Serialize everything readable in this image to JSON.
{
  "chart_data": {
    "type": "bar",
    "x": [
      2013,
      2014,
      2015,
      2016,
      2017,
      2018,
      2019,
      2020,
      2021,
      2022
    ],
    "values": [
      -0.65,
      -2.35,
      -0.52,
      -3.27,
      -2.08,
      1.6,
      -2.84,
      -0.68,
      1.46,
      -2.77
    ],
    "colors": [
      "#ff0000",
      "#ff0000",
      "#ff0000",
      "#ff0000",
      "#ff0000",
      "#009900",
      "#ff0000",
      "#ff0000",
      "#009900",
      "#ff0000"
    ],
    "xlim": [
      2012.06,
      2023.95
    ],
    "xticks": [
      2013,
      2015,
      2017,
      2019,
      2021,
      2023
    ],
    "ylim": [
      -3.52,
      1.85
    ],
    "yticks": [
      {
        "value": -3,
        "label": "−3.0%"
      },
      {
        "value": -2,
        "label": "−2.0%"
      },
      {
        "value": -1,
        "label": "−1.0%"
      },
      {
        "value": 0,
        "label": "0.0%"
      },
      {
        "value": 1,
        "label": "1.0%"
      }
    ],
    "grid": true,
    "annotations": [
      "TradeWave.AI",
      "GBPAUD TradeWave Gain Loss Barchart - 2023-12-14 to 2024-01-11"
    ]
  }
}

━━━━━━

*Exercise description*: Give back the whole listing exactly as it reads.

*Result for this exercise*:
Serialize everything readable in this image to JSON.
{
  "chart_data": {
    "type": "bar",
    "x": [
      2013,
      2014,
      2015,
      2016,
      2017,
      2018,
      2019,
      2020,
      2021,
      2022
    ],
    "values": [
      -0.65,
      -2.35,
      -0.52,
      -3.27,
      -2.08,
      1.6,
      -2.84,
      -0.68,
      1.46,
      -2.77
    ],
    "colors": [
      "#ff0000",
      "#ff0000",
      "#ff0000",
      "#ff0000",
      "#ff0000",
      "#009900",
      "#ff0000",
      "#ff0000",
      "#009900",
      "#ff0000"
    ],
    "xlim": [
      2012.06,
      2023.95
    ],
    "xticks": [
      2013,
      2015,
      2017,
      2019,
      2021,
      2023
    ],
    "ylim": [
      -3.52,
      1.85
    ],
    "yticks": [
      {
        "value": -3,
        "label": "−3.0%"
      },
      {
        "value": -2,
        "label": "−2.0%"
      },
      {
        "value": -1,
        "label": "−1.0%"
      },
      {
        "value": 0,
        "label": "0.0%"
      },
      {
        "value": 1,
        "label": "1.0%"
      }
    ],
    "grid": true,
    "annotations": [
      "TradeWave.AI",
      "GBPAUD TradeWave Gain Loss Barchart - 2023-12-14 to 2024-01-11"
    ]
  }
}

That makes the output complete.